EXERCISE REQUIREMENTS
Every line that contains the word "предмета" should be copied.
══ DATA ROWS
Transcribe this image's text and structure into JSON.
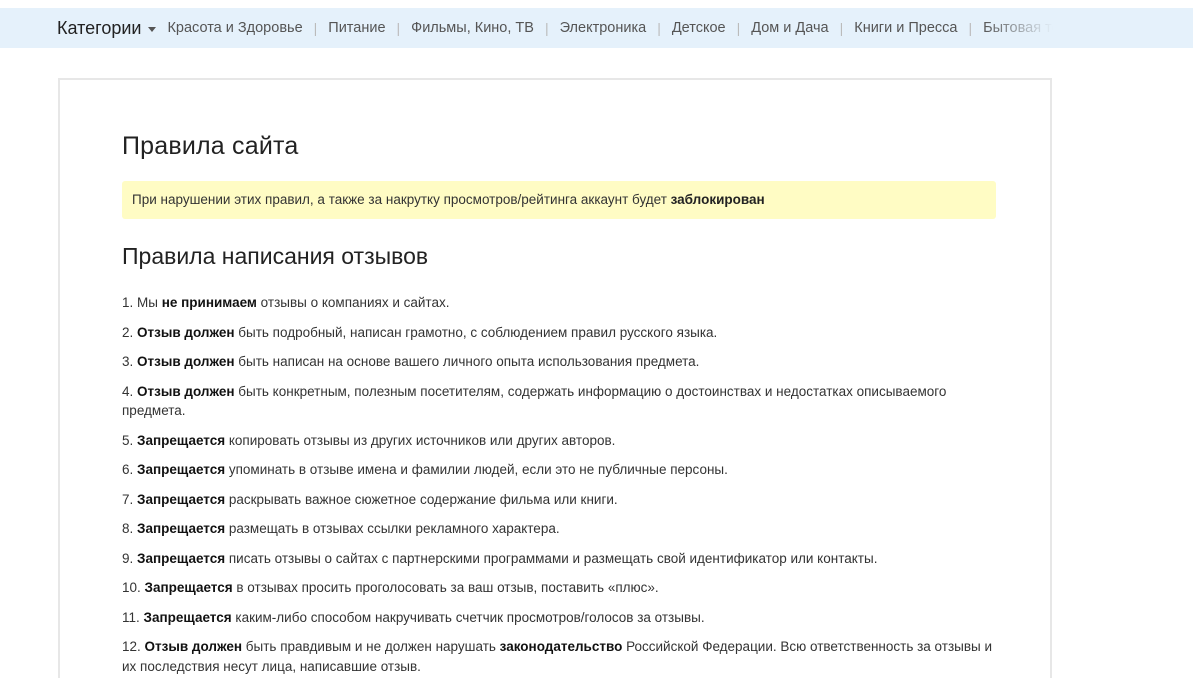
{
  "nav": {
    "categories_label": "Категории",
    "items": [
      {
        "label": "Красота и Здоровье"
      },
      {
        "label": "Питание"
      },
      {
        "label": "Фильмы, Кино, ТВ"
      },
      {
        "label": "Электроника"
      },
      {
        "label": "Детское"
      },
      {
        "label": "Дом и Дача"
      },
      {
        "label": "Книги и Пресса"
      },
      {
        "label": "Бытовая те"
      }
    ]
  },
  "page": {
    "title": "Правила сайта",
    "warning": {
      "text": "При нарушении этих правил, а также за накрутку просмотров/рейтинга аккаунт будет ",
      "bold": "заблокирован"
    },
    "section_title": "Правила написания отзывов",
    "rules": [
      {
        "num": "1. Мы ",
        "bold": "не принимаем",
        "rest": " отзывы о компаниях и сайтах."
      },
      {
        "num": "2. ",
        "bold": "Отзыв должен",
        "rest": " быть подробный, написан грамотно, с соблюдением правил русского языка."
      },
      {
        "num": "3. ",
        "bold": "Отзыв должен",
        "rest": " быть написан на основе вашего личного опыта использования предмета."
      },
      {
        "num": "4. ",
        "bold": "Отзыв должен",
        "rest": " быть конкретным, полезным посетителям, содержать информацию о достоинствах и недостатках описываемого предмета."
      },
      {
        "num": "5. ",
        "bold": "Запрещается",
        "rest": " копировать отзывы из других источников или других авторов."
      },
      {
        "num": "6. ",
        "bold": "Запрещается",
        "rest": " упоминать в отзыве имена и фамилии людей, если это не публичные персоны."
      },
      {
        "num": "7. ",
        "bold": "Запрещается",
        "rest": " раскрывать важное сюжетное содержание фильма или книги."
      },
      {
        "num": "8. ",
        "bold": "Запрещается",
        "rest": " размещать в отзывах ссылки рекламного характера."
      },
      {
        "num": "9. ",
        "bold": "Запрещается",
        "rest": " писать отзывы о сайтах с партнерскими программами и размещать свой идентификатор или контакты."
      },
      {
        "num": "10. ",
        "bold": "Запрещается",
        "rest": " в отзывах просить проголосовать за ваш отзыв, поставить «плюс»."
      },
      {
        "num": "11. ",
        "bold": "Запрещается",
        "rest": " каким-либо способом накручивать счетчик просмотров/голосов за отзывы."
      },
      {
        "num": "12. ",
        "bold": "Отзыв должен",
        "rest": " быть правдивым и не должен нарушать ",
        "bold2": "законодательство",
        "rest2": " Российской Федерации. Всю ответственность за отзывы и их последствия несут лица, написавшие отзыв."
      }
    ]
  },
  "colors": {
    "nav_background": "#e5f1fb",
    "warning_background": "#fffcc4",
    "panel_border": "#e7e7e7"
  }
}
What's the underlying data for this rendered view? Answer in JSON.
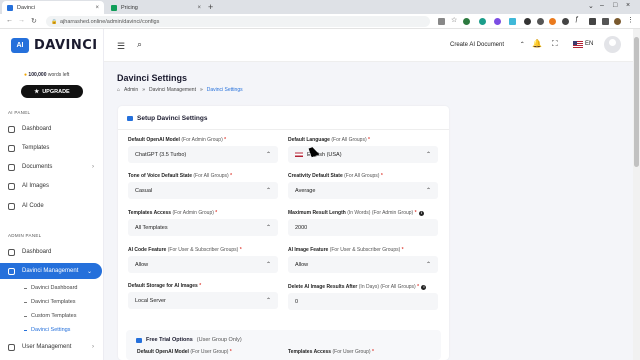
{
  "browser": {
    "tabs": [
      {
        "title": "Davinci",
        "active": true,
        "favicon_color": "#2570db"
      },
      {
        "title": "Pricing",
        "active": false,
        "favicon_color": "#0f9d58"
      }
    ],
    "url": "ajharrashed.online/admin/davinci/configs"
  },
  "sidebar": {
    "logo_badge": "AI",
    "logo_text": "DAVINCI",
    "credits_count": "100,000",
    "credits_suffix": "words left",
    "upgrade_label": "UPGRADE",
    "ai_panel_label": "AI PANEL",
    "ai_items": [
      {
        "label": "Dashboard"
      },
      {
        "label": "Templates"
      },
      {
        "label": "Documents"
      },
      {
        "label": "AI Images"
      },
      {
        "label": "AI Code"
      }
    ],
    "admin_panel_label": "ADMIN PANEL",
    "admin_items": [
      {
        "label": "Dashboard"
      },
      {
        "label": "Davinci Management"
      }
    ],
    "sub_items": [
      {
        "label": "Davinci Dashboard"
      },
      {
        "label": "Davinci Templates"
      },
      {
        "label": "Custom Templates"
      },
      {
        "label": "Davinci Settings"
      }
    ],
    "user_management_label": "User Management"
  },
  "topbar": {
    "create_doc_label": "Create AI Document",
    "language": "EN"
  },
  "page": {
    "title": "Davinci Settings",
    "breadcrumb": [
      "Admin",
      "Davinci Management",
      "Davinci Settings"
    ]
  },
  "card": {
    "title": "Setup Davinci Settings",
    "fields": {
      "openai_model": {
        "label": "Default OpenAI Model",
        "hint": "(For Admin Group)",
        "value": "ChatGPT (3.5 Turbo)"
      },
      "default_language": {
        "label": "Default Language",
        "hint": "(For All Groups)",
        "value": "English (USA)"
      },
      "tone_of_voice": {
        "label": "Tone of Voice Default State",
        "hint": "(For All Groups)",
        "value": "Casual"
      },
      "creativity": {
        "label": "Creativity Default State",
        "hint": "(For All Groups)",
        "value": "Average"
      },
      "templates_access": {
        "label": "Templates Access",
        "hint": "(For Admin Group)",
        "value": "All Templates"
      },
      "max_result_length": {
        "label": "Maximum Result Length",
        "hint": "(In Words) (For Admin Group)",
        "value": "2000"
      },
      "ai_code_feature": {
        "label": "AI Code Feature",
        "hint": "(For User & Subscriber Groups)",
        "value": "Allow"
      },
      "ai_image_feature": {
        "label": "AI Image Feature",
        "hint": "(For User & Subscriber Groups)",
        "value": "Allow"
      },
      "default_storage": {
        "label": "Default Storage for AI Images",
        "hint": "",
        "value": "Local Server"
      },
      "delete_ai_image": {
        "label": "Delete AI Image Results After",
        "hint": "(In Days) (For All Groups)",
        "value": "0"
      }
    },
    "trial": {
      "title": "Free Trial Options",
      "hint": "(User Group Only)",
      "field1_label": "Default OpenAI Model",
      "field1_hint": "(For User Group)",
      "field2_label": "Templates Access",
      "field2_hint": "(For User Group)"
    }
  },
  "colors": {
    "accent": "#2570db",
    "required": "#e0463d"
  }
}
════
══ DATA ROWS
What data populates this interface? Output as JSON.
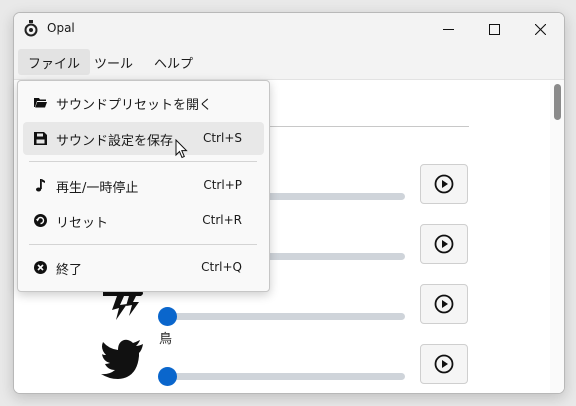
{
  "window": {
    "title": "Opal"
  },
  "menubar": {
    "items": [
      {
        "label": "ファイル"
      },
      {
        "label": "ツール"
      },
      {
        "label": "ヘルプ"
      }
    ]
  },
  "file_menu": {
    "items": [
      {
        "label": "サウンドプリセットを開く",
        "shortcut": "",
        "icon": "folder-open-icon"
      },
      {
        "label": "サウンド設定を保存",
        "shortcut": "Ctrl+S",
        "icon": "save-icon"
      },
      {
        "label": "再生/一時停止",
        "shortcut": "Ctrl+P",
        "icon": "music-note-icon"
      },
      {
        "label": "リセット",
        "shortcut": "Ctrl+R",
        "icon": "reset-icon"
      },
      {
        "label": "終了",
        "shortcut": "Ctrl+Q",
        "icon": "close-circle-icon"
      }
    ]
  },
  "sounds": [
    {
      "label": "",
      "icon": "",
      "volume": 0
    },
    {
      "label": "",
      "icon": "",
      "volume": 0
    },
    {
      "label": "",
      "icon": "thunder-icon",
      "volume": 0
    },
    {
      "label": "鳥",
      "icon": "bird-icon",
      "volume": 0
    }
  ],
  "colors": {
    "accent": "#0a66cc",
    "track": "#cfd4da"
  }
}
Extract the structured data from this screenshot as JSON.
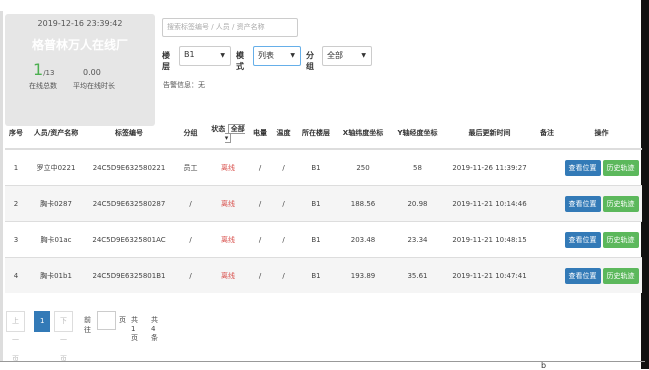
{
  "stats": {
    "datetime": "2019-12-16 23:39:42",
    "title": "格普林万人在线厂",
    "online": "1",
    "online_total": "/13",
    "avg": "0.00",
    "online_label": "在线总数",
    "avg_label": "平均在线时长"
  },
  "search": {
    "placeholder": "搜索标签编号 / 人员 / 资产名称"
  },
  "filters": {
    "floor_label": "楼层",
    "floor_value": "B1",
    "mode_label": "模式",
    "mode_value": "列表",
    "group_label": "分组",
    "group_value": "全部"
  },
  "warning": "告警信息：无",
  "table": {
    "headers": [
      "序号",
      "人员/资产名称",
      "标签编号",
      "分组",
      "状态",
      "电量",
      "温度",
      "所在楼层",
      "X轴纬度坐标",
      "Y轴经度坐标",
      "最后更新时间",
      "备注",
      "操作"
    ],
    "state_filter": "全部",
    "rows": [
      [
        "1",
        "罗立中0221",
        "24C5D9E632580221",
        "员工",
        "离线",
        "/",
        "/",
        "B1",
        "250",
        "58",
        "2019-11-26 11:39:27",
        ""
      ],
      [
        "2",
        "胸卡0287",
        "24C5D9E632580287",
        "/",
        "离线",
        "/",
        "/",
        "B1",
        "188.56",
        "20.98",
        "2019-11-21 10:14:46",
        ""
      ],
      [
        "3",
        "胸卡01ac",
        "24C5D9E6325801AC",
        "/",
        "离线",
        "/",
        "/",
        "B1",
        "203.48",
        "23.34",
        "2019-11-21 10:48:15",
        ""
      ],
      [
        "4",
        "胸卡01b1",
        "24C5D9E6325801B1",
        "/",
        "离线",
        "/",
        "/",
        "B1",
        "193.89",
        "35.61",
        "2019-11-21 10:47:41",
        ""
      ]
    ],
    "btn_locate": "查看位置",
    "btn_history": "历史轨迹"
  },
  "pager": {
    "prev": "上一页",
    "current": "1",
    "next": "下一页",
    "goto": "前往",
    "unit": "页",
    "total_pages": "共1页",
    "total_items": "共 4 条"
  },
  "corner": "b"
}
════
ANSWER
        "rest": " быть написан на основе вашего личного опыта использования предмета."
        "rest": " быть конкретным, полезным посетителям, содержать информацию о достоинствах и недостатках описываемого предмета."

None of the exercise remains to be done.